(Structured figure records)
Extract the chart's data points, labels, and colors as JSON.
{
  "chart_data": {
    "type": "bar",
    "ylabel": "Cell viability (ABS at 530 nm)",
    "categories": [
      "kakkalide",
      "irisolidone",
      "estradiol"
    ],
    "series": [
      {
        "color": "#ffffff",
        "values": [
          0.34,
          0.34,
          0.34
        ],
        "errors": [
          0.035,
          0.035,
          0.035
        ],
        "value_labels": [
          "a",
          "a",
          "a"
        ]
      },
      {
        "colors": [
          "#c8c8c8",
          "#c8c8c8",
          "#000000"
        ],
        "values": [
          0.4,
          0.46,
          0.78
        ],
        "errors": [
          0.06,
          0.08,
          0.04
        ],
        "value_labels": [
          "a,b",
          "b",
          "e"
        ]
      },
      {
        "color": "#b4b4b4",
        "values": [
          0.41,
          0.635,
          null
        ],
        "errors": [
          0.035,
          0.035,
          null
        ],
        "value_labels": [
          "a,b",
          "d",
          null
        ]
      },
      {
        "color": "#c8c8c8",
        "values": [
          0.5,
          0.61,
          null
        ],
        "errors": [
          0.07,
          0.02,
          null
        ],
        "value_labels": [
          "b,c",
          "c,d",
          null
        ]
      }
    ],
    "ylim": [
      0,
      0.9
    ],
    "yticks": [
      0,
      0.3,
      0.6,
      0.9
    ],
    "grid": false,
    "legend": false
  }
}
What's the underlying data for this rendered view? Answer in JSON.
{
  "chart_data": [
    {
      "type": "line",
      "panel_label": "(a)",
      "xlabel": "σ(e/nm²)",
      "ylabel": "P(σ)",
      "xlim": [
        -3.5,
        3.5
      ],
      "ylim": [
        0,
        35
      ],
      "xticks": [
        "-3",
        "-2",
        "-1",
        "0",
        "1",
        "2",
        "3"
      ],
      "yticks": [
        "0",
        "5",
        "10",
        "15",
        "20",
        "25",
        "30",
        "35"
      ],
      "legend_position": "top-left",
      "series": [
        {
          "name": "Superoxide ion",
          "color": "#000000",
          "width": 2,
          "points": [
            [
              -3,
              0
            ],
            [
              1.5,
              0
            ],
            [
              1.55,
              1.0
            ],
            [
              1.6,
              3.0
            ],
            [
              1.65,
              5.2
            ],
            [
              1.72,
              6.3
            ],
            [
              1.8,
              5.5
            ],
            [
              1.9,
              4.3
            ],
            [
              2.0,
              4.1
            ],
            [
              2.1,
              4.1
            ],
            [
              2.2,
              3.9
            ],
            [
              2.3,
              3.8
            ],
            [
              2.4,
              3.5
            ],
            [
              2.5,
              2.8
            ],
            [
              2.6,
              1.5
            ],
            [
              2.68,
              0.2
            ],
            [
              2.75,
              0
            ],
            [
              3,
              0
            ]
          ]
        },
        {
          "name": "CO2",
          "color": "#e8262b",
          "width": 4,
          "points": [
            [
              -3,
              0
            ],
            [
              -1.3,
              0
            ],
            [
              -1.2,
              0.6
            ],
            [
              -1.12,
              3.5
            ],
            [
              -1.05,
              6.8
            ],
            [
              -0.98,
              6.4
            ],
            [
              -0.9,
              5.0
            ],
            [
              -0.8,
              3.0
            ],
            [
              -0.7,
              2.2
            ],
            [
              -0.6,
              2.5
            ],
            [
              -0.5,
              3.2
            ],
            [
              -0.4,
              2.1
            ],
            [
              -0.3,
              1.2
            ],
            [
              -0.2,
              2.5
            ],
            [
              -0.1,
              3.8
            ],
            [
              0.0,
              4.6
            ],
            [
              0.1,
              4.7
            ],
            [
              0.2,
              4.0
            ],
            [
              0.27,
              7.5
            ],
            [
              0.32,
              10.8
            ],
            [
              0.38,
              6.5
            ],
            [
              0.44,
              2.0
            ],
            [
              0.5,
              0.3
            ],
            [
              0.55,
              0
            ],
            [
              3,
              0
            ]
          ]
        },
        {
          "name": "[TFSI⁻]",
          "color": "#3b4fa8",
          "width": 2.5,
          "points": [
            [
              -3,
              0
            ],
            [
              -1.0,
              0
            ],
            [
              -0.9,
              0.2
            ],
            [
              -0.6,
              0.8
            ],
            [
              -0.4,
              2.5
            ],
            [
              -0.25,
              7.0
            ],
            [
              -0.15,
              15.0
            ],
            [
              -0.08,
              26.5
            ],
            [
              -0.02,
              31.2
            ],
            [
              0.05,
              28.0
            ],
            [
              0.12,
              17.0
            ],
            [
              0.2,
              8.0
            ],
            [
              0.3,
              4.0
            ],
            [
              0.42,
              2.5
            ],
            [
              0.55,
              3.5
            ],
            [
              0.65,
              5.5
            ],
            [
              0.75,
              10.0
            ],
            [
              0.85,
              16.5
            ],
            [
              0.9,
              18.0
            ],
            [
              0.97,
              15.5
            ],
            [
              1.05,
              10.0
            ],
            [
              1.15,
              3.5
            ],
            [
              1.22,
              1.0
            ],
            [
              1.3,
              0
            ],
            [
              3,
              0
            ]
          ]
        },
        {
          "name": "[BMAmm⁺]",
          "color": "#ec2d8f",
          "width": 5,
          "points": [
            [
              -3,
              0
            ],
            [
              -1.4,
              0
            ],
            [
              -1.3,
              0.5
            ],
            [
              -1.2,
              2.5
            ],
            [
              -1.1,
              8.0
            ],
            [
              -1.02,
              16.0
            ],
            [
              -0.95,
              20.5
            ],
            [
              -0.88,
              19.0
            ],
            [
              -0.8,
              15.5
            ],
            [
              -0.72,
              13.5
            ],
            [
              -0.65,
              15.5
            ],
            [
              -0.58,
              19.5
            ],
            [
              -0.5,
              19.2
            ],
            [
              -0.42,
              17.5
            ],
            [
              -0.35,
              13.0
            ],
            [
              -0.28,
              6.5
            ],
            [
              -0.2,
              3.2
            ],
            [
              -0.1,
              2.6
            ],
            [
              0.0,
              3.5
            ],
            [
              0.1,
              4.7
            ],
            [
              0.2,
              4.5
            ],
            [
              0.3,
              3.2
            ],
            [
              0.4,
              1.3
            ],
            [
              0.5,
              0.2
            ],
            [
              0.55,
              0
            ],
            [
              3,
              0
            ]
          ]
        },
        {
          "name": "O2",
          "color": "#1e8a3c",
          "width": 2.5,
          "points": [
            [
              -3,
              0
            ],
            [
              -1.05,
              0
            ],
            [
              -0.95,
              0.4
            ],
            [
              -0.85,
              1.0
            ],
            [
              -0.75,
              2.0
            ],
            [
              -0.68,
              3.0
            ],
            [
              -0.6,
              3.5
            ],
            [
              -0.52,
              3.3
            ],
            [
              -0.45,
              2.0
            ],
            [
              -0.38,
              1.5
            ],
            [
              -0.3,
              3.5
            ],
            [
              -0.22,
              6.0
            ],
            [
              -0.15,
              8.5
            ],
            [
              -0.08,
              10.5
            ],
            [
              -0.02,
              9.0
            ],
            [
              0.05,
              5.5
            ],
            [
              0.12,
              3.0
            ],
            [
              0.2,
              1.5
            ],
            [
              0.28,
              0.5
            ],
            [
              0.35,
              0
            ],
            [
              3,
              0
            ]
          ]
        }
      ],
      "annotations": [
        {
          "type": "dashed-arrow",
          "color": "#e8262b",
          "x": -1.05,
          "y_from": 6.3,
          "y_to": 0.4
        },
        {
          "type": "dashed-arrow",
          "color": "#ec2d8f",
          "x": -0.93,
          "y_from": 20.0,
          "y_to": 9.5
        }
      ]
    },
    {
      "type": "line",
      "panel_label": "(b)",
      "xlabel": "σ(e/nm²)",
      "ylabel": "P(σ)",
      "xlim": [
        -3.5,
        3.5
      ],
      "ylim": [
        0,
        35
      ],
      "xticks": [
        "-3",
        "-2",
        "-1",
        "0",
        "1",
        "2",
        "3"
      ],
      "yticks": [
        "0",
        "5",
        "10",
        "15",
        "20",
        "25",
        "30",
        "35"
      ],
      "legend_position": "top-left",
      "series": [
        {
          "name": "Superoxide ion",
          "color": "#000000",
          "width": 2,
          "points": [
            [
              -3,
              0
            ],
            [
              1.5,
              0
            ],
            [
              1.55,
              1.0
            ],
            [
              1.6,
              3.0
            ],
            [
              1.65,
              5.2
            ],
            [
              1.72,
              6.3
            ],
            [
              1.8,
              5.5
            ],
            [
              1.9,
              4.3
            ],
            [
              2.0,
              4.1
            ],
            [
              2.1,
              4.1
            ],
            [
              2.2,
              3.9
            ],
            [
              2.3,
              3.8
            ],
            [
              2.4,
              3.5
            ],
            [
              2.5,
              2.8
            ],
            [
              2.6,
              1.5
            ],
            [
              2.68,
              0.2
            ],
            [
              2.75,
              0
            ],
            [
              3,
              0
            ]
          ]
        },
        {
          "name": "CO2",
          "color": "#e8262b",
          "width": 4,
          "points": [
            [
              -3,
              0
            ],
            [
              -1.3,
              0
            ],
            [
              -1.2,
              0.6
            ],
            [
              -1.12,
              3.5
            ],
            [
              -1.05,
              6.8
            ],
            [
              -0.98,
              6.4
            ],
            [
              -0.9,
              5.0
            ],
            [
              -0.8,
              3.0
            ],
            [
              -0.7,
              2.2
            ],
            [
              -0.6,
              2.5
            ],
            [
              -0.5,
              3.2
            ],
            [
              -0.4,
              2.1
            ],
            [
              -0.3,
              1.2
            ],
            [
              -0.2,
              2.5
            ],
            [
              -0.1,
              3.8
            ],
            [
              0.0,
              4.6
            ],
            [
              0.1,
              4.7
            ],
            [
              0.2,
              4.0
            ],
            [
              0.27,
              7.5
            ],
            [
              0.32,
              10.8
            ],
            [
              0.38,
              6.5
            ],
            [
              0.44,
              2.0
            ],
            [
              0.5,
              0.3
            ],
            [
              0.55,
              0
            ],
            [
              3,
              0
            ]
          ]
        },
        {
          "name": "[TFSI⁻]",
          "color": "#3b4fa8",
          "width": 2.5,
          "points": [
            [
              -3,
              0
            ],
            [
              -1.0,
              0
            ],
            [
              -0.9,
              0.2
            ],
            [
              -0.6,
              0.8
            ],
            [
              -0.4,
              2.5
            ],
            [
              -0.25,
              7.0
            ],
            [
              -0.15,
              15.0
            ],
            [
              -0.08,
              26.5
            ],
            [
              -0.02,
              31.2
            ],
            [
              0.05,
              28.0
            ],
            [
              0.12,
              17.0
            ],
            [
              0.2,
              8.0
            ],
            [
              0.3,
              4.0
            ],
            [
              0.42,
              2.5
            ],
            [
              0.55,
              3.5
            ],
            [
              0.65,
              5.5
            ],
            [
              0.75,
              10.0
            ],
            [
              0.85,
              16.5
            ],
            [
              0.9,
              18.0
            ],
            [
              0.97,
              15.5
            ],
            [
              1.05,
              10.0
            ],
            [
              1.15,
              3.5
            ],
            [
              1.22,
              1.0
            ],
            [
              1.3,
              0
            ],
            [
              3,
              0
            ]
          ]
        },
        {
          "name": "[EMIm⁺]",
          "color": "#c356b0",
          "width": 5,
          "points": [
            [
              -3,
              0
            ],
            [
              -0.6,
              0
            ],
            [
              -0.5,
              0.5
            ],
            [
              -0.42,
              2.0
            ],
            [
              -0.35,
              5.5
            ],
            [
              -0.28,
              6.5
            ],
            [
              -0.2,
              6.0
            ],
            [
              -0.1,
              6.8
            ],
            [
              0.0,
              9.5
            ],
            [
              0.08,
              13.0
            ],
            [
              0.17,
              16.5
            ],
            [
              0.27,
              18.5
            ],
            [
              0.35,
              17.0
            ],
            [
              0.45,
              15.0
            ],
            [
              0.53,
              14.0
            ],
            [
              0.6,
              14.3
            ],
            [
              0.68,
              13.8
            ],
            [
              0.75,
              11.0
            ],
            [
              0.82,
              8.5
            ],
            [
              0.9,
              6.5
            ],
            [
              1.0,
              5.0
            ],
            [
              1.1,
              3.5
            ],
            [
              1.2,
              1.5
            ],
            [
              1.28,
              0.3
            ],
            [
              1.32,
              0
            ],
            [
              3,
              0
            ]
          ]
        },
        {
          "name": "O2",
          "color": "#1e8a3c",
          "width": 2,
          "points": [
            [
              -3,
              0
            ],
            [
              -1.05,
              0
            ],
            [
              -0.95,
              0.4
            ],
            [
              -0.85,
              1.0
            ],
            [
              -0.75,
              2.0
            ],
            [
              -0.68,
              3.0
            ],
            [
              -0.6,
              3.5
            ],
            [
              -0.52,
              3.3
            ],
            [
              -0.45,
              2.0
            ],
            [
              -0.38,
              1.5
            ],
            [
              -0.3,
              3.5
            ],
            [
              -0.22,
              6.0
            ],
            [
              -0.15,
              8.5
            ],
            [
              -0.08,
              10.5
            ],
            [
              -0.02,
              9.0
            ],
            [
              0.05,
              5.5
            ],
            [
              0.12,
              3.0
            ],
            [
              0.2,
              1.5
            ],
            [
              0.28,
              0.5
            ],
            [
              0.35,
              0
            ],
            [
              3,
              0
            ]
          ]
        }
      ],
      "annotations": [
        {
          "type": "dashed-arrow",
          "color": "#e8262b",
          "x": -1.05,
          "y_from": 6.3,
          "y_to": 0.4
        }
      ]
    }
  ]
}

= Required work =
Give the number of lines containing the word "colors". No other answer is needed.

= Result for this task =
2